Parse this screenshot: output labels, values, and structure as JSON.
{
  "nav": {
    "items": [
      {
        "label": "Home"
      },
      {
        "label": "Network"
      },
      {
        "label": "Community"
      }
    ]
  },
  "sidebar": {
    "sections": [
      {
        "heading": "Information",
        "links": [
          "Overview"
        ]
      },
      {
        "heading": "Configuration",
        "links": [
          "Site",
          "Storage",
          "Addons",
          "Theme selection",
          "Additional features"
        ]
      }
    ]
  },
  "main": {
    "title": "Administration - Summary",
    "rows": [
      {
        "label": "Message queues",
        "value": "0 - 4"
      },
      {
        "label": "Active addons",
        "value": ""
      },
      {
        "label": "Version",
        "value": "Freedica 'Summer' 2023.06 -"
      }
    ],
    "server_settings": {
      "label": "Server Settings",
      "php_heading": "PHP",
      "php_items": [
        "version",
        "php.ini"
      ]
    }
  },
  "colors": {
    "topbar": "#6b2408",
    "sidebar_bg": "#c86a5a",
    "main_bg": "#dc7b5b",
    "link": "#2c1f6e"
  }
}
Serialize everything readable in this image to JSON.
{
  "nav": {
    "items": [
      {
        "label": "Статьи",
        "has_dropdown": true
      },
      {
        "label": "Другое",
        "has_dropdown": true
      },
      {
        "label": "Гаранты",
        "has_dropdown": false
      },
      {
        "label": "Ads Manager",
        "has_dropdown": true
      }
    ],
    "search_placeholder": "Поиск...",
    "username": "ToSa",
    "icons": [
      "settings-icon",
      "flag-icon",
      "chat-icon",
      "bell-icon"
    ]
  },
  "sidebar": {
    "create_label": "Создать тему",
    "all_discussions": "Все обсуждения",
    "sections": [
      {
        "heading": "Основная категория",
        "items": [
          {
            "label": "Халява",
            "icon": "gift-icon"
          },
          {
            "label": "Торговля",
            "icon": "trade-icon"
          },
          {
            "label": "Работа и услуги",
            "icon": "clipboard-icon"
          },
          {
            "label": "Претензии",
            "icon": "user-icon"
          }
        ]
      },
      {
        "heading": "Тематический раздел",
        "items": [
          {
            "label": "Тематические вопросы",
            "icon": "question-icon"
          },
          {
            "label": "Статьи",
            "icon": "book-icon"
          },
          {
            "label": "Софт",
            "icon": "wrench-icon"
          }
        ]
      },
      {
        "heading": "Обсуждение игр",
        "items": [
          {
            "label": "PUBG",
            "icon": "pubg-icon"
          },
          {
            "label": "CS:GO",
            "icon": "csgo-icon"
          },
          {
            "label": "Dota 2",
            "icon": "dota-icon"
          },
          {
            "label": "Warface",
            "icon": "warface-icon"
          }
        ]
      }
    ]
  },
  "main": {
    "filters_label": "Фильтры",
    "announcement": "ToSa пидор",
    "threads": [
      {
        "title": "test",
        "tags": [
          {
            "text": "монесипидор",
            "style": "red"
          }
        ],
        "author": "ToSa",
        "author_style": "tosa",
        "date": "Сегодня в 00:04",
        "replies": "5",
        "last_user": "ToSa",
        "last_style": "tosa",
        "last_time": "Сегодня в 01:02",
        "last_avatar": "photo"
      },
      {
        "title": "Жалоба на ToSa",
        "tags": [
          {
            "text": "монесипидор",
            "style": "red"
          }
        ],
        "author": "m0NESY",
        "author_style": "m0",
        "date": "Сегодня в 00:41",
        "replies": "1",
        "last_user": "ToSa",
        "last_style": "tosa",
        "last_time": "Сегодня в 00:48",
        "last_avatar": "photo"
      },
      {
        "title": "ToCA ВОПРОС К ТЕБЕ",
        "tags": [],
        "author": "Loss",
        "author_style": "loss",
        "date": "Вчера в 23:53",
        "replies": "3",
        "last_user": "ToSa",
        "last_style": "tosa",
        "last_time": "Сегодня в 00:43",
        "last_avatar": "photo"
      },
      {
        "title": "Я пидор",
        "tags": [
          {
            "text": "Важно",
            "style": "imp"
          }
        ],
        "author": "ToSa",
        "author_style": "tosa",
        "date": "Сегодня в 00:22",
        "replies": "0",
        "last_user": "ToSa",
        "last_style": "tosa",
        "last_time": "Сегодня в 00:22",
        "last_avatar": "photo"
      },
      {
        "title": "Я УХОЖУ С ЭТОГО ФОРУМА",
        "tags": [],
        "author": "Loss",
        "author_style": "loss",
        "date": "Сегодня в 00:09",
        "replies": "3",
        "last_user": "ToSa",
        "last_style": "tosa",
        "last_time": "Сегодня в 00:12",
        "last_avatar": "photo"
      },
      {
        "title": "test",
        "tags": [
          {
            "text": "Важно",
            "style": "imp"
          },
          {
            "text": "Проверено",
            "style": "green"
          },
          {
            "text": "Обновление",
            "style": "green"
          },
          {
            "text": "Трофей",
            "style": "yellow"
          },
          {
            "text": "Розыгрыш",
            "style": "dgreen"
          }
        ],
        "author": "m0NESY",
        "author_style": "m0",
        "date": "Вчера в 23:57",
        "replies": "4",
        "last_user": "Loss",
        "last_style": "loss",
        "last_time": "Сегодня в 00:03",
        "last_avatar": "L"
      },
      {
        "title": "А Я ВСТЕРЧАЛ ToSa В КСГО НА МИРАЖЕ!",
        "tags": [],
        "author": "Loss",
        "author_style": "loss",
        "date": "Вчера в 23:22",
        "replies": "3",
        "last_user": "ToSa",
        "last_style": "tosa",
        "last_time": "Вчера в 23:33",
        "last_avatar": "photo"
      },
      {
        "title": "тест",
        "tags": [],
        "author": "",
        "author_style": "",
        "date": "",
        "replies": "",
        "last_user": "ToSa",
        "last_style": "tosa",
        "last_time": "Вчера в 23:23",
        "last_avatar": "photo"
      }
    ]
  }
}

# WHAT IS BEING ASKED
Transcribe every record above exactly as it appears.

# TASK RESULT
Parse this screenshot: output labels, values, and structure as JSON.
{
  "nav": {
    "items": [
      {
        "label": "Home"
      },
      {
        "label": "Network"
      },
      {
        "label": "Community"
      }
    ]
  },
  "sidebar": {
    "sections": [
      {
        "heading": "Information",
        "links": [
          "Overview"
        ]
      },
      {
        "heading": "Configuration",
        "links": [
          "Site",
          "Storage",
          "Addons",
          "Theme selection",
          "Additional features"
        ]
      }
    ]
  },
  "main": {
    "title": "Administration - Summary",
    "rows": [
      {
        "label": "Message queues",
        "value": "0 - 4"
      },
      {
        "label": "Active addons",
        "value": ""
      },
      {
        "label": "Version",
        "value": "Freedica 'Summer' 2023.06 -"
      }
    ],
    "server_settings": {
      "label": "Server Settings",
      "php_heading": "PHP",
      "php_items": [
        "version",
        "php.ini"
      ]
    }
  },
  "colors": {
    "topbar": "#6b2408",
    "sidebar_bg": "#c86a5a",
    "main_bg": "#dc7b5b",
    "link": "#2c1f6e"
  }
}
Serialize everything readable in this image to JSON.
{
  "nav": {
    "items": [
      {
        "label": "Статьи",
        "has_dropdown": true
      },
      {
        "label": "Другое",
        "has_dropdown": true
      },
      {
        "label": "Гаранты",
        "has_dropdown": false
      },
      {
        "label": "Ads Manager",
        "has_dropdown": true
      }
    ],
    "search_placeholder": "Поиск...",
    "username": "ToSa",
    "icons": [
      "settings-icon",
      "flag-icon",
      "chat-icon",
      "bell-icon"
    ]
  },
  "sidebar": {
    "create_label": "Создать тему",
    "all_discussions": "Все обсуждения",
    "sections": [
      {
        "heading": "Основная категория",
        "items": [
          {
            "label": "Халява",
            "icon": "gift-icon"
          },
          {
            "label": "Торговля",
            "icon": "trade-icon"
          },
          {
            "label": "Работа и услуги",
            "icon": "clipboard-icon"
          },
          {
            "label": "Претензии",
            "icon": "user-icon"
          }
        ]
      },
      {
        "heading": "Тематический раздел",
        "items": [
          {
            "label": "Тематические вопросы",
            "icon": "question-icon"
          },
          {
            "label": "Статьи",
            "icon": "book-icon"
          },
          {
            "label": "Софт",
            "icon": "wrench-icon"
          }
        ]
      },
      {
        "heading": "Обсуждение игр",
        "items": [
          {
            "label": "PUBG",
            "icon": "pubg-icon"
          },
          {
            "label": "CS:GO",
            "icon": "csgo-icon"
          },
          {
            "label": "Dota 2",
            "icon": "dota-icon"
          },
          {
            "label": "Warface",
            "icon": "warface-icon"
          }
        ]
      }
    ]
  },
  "main": {
    "filters_label": "Фильтры",
    "announcement": "ToSa пидор",
    "threads": [
      {
        "title": "test",
        "tags": [
          {
            "text": "монесипидор",
            "style": "red"
          }
        ],
        "author": "ToSa",
        "author_style": "tosa",
        "date": "Сегодня в 00:04",
        "replies": "5",
        "last_user": "ToSa",
        "last_style": "tosa",
        "last_time": "Сегодня в 01:02",
        "last_avatar": "photo"
      },
      {
        "title": "Жалоба на ToSa",
        "tags": [
          {
            "text": "монесипидор",
            "style": "red"
          }
        ],
        "author": "m0NESY",
        "author_style": "m0",
        "date": "Сегодня в 00:41",
        "replies": "1",
        "last_user": "ToSa",
        "last_style": "tosa",
        "last_time": "Сегодня в 00:48",
        "last_avatar": "photo"
      },
      {
        "title": "ToCA ВОПРОС К ТЕБЕ",
        "tags": [],
        "author": "Loss",
        "author_style": "loss",
        "date": "Вчера в 23:53",
        "replies": "3",
        "last_user": "ToSa",
        "last_style": "tosa",
        "last_time": "Сегодня в 00:43",
        "last_avatar": "photo"
      },
      {
        "title": "Я пидор",
        "tags": [
          {
            "text": "Важно",
            "style": "imp"
          }
        ],
        "author": "ToSa",
        "author_style": "tosa",
        "date": "Сегодня в 00:22",
        "replies": "0",
        "last_user": "ToSa",
        "last_style": "tosa",
        "last_time": "Сегодня в 00:22",
        "last_avatar": "photo"
      },
      {
        "title": "Я УХОЖУ С ЭТОГО ФОРУМА",
        "tags": [],
        "author": "Loss",
        "author_style": "loss",
        "date": "Сегодня в 00:09",
        "replies": "3",
        "last_user": "ToSa",
        "last_style": "tosa",
        "last_time": "Сегодня в 00:12",
        "last_avatar": "photo"
      },
      {
        "title": "test",
        "tags": [
          {
            "text": "Важно",
            "style": "imp"
          },
          {
            "text": "Проверено",
            "style": "green"
          },
          {
            "text": "Обновление",
            "style": "green"
          },
          {
            "text": "Трофей",
            "style": "yellow"
          },
          {
            "text": "Розыгрыш",
            "style": "dgreen"
          }
        ],
        "author": "m0NESY",
        "author_style": "m0",
        "date": "Вчера в 23:57",
        "replies": "4",
        "last_user": "Loss",
        "last_style": "loss",
        "last_time": "Сегодня в 00:03",
        "last_avatar": "L"
      },
      {
        "title": "А Я ВСТЕРЧАЛ ToSa В КСГО НА МИРАЖЕ!",
        "tags": [],
        "author": "Loss",
        "author_style": "loss",
        "date": "Вчера в 23:22",
        "replies": "3",
        "last_user": "ToSa",
        "last_style": "tosa",
        "last_time": "Вчера в 23:33",
        "last_avatar": "photo"
      },
      {
        "title": "тест",
        "tags": [],
        "author": "",
        "author_style": "",
        "date": "",
        "replies": "",
        "last_user": "ToSa",
        "last_style": "tosa",
        "last_time": "Вчера в 23:23",
        "last_avatar": "photo"
      }
    ]
  }
}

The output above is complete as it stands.